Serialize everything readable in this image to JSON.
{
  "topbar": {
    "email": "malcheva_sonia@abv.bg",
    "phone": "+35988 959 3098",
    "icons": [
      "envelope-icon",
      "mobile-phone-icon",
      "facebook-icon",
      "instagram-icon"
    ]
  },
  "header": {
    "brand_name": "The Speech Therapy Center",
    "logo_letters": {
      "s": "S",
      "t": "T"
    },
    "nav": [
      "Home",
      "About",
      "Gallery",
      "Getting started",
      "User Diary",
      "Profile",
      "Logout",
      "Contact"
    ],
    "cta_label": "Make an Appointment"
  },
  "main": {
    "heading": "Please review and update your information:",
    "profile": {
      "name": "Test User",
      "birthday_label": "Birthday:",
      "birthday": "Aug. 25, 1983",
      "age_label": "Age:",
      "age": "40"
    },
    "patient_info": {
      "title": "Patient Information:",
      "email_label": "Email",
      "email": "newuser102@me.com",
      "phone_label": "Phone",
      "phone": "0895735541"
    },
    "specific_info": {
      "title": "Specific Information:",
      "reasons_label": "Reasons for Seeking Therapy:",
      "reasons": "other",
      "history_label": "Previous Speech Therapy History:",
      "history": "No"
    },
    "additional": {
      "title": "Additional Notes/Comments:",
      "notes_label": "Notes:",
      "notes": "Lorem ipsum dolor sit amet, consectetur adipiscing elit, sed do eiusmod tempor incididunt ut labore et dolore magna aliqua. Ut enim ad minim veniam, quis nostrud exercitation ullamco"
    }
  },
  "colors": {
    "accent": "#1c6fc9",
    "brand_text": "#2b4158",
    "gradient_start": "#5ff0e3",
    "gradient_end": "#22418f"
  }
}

++++

Work required
Look for the word "title" in every line of the listing and copy the lines that have it.

Answer to the problem
      "title": "Patient Information:",
      "title": "Specific Information:",
      "title": "Additional Notes/Comments:",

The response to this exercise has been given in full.